■ **WHAT IS ASKED**:
Reproduce the data exactly.

Begin

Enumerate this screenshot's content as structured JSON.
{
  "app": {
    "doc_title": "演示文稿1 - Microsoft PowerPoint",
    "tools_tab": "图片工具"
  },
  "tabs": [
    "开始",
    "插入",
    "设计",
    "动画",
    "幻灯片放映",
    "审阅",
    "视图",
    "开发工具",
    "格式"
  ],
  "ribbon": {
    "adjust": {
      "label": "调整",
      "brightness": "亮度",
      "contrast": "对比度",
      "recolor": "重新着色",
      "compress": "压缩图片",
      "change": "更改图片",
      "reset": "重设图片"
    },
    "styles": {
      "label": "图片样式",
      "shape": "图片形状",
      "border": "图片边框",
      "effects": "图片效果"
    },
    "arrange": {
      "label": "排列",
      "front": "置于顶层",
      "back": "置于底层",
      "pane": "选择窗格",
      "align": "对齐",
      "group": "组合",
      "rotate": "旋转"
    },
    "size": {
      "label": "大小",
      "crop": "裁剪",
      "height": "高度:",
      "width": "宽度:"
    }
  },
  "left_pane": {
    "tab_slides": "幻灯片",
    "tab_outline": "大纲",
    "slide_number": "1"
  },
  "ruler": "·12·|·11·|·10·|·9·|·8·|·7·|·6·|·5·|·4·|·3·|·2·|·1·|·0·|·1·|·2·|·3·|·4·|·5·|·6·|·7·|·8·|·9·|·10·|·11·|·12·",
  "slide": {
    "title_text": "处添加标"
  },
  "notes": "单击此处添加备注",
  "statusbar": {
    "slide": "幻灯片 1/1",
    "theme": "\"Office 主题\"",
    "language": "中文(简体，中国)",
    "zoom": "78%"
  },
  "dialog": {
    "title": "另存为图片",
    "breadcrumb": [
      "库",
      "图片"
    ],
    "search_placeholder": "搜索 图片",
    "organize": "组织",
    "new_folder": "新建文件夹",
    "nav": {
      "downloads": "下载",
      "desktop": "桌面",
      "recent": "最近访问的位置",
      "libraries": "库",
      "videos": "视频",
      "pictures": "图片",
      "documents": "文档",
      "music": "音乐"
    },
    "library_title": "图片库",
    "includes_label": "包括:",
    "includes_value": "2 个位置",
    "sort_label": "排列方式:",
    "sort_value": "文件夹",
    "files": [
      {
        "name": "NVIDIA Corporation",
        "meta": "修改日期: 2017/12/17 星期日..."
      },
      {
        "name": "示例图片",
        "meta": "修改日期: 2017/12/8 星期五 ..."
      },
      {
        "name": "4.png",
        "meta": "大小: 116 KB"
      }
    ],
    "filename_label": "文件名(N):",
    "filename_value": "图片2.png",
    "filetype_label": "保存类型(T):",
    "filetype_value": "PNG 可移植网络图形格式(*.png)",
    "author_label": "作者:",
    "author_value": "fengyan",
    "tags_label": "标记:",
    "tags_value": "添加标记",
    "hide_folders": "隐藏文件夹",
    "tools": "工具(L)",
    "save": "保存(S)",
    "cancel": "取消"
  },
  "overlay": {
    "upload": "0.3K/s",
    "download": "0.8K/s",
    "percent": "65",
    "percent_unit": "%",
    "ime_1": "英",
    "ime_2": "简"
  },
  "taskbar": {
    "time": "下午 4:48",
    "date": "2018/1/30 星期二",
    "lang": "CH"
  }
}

End

■ **TASK RESULT**:
Enumerate this screenshot's content as structured JSON.
{
  "app": {
    "doc_title": "演示文稿1 - Microsoft PowerPoint",
    "tools_tab": "图片工具"
  },
  "tabs": [
    "开始",
    "插入",
    "设计",
    "动画",
    "幻灯片放映",
    "审阅",
    "视图",
    "开发工具",
    "格式"
  ],
  "ribbon": {
    "adjust": {
      "label": "调整",
      "brightness": "亮度",
      "contrast": "对比度",
      "recolor": "重新着色",
      "compress": "压缩图片",
      "change": "更改图片",
      "reset": "重设图片"
    },
    "styles": {
      "label": "图片样式",
      "shape": "图片形状",
      "border": "图片边框",
      "effects": "图片效果"
    },
    "arrange": {
      "label": "排列",
      "front": "置于顶层",
      "back": "置于底层",
      "pane": "选择窗格",
      "align": "对齐",
      "group": "组合",
      "rotate": "旋转"
    },
    "size": {
      "label": "大小",
      "crop": "裁剪",
      "height": "高度:",
      "width": "宽度:"
    }
  },
  "left_pane": {
    "tab_slides": "幻灯片",
    "tab_outline": "大纲",
    "slide_number": "1"
  },
  "ruler": "·12·|·11·|·10·|·9·|·8·|·7·|·6·|·5·|·4·|·3·|·2·|·1·|·0·|·1·|·2·|·3·|·4·|·5·|·6·|·7·|·8·|·9·|·10·|·11·|·12·",
  "slide": {
    "title_text": "处添加标"
  },
  "notes": "单击此处添加备注",
  "statusbar": {
    "slide": "幻灯片 1/1",
    "theme": "\"Office 主题\"",
    "language": "中文(简体，中国)",
    "zoom": "78%"
  },
  "dialog": {
    "title": "另存为图片",
    "breadcrumb": [
      "库",
      "图片"
    ],
    "search_placeholder": "搜索 图片",
    "organize": "组织",
    "new_folder": "新建文件夹",
    "nav": {
      "downloads": "下载",
      "desktop": "桌面",
      "recent": "最近访问的位置",
      "libraries": "库",
      "videos": "视频",
      "pictures": "图片",
      "documents": "文档",
      "music": "音乐"
    },
    "library_title": "图片库",
    "includes_label": "包括:",
    "includes_value": "2 个位置",
    "sort_label": "排列方式:",
    "sort_value": "文件夹",
    "files": [
      {
        "name": "NVIDIA Corporation",
        "meta": "修改日期: 2017/12/17 星期日..."
      },
      {
        "name": "示例图片",
        "meta": "修改日期: 2017/12/8 星期五 ..."
      },
      {
        "name": "4.png",
        "meta": "大小: 116 KB"
      }
    ],
    "filename_label": "文件名(N):",
    "filename_value": "图片2.png",
    "filetype_label": "保存类型(T):",
    "filetype_value": "PNG 可移植网络图形格式(*.png)",
    "author_label": "作者:",
    "author_value": "fengyan",
    "tags_label": "标记:",
    "tags_value": "添加标记",
    "hide_folders": "隐藏文件夹",
    "tools": "工具(L)",
    "save": "保存(S)",
    "cancel": "取消"
  },
  "overlay": {
    "upload": "0.3K/s",
    "download": "0.8K/s",
    "percent": "65",
    "percent_unit": "%",
    "ime_1": "英",
    "ime_2": "简"
  },
  "taskbar": {
    "time": "下午 4:48",
    "date": "2018/1/30 星期二",
    "lang": "CH"
  }
}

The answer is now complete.